[[ TEXT PASSAGE open ]]
I haven't tried the printing aspect yet but can easily see it will work a treat also!! This solution is amazingly simple (ELEGANT) and it will save my sanity as well as releasing staff from the burden of constant adjustments on PO customers. I NEVER would have thought of any of this, Michael! Thank you so much! :wink2:

LaRetta

Posted

Comment said Now back to the real world.

In the real world how many of your customers have any idea what you are talking about when you ask them their rounding rules? Perhaps you only have to deal with accountants.

Our accounts are littered with penny amounts which the customer hasn't paid because they recalculate the tax on the invoice after they receive it (I believe this is illegal in the UK but what can you do). However, their reasoning is sound! Customs and Excise give two methods of rounding for VAT on line-items which can lead to half a penny per item alterations in the total tax.

LaRetta: Good luck with getting this information out of them. I guess you will get quite a few duh! answers.
[[ TEXT PASSAGE closed ]]
[[ DATASET EXCERPTS open ]]
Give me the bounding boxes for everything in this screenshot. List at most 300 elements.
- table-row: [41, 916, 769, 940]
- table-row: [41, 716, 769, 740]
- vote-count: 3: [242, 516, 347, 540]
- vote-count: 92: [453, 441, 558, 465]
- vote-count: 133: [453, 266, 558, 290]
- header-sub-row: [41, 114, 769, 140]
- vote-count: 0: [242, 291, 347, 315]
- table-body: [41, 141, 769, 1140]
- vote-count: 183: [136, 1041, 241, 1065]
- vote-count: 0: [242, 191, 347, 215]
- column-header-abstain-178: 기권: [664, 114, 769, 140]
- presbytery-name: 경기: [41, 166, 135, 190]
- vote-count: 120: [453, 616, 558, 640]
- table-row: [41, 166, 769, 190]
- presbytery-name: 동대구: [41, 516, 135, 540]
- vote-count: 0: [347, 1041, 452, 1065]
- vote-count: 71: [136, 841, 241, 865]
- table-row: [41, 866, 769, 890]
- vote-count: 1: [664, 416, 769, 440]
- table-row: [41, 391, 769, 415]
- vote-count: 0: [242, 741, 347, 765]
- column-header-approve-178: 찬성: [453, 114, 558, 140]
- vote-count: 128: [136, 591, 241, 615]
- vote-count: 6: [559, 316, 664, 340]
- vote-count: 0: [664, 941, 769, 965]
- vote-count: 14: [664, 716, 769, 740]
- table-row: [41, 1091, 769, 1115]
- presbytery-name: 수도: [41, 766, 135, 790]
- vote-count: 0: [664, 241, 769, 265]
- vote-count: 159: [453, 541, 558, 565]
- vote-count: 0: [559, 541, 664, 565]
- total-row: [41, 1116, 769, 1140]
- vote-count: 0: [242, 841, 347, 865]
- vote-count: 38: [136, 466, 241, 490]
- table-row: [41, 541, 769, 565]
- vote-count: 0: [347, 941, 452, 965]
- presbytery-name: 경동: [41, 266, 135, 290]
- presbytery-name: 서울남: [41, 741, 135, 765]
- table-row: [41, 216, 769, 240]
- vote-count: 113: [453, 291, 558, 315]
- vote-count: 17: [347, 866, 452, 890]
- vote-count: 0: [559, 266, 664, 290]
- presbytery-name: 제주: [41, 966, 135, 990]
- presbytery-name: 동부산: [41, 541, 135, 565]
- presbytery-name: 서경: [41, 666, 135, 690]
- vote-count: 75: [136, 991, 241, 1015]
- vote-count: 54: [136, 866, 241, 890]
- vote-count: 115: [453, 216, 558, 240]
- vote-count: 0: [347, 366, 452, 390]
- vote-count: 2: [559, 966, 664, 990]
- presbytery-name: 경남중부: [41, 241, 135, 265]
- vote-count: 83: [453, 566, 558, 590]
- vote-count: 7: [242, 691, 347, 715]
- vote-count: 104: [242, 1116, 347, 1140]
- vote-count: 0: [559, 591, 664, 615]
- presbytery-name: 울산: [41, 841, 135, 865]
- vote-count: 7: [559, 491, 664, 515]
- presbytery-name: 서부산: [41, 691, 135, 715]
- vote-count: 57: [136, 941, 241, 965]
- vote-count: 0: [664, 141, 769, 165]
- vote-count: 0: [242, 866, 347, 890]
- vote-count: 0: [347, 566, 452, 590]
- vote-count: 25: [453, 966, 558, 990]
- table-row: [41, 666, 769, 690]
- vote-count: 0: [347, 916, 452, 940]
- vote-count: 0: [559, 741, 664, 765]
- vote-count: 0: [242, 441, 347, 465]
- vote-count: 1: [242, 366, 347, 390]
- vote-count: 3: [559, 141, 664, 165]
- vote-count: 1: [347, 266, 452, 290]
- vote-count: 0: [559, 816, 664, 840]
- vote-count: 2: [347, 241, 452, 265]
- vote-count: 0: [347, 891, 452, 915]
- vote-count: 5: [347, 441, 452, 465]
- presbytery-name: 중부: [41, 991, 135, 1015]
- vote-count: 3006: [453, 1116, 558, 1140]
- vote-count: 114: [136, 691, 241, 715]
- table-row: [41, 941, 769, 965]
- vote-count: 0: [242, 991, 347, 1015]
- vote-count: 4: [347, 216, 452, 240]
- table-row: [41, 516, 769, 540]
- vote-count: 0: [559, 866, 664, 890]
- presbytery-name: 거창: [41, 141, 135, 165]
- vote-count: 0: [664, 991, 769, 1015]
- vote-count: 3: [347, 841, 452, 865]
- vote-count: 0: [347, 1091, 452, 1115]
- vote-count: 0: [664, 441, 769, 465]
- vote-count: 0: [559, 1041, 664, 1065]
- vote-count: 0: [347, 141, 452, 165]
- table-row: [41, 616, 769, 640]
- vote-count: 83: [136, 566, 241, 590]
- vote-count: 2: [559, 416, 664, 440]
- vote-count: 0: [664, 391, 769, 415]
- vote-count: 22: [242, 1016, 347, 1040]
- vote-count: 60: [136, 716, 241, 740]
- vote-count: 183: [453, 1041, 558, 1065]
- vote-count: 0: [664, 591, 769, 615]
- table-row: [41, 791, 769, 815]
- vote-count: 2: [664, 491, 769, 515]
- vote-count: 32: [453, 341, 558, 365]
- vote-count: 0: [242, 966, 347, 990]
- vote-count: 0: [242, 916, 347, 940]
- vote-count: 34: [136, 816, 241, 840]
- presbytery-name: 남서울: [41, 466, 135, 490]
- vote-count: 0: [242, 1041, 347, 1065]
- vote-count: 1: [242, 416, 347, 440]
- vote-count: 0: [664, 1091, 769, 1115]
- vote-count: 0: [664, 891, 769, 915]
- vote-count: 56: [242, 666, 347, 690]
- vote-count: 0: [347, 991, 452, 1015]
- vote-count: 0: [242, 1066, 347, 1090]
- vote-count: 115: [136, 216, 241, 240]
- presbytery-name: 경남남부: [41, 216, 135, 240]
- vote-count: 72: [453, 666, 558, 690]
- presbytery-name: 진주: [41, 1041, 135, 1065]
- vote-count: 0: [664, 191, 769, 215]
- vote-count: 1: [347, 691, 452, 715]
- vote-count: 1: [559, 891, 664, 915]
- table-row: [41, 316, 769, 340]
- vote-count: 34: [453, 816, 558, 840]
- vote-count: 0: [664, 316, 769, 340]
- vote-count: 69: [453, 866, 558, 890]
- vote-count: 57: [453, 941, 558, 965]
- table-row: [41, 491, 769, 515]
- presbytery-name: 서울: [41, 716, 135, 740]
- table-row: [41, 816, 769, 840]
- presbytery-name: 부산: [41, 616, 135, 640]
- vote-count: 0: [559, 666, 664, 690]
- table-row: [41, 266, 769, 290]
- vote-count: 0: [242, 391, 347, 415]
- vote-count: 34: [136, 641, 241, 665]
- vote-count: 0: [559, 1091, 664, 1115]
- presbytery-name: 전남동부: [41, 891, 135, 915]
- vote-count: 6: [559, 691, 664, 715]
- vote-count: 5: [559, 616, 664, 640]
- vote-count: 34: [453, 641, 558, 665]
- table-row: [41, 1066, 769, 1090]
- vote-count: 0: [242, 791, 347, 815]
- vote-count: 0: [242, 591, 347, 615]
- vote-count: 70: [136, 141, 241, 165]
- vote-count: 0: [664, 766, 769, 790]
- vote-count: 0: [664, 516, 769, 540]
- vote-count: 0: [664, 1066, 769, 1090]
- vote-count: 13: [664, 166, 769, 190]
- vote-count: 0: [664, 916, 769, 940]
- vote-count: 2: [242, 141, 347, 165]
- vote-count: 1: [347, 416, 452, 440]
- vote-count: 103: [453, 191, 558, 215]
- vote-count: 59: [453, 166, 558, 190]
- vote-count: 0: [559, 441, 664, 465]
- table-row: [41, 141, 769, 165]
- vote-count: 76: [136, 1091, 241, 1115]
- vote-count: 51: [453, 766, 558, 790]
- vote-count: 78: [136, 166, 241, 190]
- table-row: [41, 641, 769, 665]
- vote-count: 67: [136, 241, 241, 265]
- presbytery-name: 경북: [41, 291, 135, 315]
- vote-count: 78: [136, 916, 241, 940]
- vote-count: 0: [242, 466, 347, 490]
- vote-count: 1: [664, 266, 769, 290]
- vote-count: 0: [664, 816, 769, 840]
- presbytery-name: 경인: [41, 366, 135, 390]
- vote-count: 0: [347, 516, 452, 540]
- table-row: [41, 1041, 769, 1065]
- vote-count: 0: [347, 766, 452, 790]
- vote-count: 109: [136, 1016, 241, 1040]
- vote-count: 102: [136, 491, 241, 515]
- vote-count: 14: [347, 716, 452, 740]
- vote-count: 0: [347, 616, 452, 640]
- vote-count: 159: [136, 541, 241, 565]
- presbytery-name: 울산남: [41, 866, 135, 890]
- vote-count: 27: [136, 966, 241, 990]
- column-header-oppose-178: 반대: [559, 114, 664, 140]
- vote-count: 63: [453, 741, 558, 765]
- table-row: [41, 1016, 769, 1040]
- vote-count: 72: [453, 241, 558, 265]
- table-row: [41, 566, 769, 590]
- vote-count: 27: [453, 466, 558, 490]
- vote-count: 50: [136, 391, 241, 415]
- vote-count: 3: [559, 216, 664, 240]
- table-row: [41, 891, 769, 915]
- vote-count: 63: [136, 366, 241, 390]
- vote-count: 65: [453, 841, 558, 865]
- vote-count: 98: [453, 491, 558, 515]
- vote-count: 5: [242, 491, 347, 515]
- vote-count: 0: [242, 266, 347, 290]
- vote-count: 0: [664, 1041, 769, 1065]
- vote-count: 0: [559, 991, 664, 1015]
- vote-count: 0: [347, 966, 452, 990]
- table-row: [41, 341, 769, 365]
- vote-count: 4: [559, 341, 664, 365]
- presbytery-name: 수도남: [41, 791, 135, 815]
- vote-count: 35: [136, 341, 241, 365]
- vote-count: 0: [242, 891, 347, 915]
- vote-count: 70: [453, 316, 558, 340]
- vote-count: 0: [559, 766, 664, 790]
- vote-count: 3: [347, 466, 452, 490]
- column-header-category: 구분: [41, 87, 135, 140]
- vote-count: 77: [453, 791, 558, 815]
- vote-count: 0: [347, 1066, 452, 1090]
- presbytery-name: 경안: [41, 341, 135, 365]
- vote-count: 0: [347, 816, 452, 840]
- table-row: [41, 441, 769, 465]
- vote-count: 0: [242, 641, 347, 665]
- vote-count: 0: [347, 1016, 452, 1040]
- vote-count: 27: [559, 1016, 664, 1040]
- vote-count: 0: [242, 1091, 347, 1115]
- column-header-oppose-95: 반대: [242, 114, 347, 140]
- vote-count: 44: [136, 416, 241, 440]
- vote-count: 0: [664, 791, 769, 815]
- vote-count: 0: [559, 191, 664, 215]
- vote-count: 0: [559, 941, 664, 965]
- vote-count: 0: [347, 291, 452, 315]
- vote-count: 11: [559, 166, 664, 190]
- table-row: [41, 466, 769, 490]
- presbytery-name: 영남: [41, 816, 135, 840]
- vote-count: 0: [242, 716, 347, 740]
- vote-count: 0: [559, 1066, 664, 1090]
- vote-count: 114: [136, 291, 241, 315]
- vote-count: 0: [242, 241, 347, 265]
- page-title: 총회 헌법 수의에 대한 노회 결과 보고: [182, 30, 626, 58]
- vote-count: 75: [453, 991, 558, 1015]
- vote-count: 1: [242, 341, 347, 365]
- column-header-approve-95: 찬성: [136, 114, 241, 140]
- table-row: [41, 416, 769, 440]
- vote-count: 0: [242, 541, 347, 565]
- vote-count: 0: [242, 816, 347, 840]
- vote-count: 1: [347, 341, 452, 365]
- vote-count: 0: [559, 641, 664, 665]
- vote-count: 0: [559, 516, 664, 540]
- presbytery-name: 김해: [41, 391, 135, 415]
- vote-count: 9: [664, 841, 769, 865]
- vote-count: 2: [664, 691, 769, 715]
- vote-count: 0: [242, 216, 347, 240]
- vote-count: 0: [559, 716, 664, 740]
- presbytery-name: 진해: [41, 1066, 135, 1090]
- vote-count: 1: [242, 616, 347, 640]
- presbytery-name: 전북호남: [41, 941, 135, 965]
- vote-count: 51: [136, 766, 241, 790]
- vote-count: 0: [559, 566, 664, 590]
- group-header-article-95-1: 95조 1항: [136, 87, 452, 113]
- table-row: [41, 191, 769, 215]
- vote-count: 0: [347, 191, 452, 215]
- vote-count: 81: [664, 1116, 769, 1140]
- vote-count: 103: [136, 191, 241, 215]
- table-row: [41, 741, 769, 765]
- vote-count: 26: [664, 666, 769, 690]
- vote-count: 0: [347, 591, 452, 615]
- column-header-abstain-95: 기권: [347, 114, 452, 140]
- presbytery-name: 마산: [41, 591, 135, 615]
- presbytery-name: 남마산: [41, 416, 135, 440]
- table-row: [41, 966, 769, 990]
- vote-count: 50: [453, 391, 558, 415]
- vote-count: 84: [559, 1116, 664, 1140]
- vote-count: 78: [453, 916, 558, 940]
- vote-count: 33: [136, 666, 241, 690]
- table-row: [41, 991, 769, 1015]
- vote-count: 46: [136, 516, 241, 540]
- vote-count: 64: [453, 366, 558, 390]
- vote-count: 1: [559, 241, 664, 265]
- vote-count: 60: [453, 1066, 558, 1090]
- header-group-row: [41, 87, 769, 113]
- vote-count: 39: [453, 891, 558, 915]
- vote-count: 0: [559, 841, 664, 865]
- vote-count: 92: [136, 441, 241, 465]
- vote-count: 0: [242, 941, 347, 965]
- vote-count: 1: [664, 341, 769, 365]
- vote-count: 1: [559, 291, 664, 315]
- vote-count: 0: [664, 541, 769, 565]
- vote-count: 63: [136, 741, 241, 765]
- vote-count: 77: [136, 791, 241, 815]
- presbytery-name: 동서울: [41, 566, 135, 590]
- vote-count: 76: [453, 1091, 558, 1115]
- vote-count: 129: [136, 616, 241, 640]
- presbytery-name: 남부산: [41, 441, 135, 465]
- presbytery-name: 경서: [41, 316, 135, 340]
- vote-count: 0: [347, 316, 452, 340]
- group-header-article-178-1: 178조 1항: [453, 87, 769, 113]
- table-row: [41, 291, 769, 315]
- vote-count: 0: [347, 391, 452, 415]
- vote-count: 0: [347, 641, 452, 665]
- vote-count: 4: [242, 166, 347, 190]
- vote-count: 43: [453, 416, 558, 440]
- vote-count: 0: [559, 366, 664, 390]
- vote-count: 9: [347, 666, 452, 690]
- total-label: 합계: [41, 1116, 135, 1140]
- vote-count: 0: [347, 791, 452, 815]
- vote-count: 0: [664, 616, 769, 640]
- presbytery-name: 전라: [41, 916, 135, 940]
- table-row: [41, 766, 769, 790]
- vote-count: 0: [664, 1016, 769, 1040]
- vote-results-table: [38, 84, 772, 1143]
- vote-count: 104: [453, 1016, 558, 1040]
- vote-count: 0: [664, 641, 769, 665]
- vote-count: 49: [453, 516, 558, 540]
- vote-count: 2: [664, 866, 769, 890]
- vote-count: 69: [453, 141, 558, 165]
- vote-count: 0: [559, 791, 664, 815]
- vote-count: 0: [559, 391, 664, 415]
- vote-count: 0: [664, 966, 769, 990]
[[ DATASET EXCERPTS closed ]]
**TO DO**
Write the next part of the forum discussion about rounding tax on invoices, starting after its last sentence. The rows are separate material and have no connection to the forum discussion about tax rounding.

**RESPONSE**
Posted

Hi Jim,

We don't have this issue on regular retail customers. It's only large chains (46% of our business) who send purchase orders ahead of time, ie, our Net customers with special pricing or discounts. But it would work on any customer who sends in what THEY think they owe. If there is logic there, we can match it. It's been quite easy to figure ... I used their prior PO to tell me. By viewing each invoice against each piece of the calculation (and changing the method via popup), their computer's *reasoning* pops into sight! At least (knock on wood), it's holding true so far! It will be easy to apply theory to a new customer on their first PO to glean their thinking and then maintain that preference in their customer Pricing Template. :wink2:

I DID come across an instance where the LineItems were rounded down but their Invoice total was rounded UP!!! Go figure! Maybe the Developer was attempting to 'balance the books' him/herself! :giggle:

Also, it will be very easy to 'change' a method because I've already got it in place. This is controlled in Browse remember ... not hard-coded into calculations. Let 'em change - we'll know how they got their figures!!

Posted

I don't want to give you any ideas, and I am not even sure if this is a true story or an urban legend, but the story tells of a programmer who truncated billing to the nearest cent and diverted all fractions of cent to his account. Working for a phone company, or something of the kind, he managed to steal a few milions that way.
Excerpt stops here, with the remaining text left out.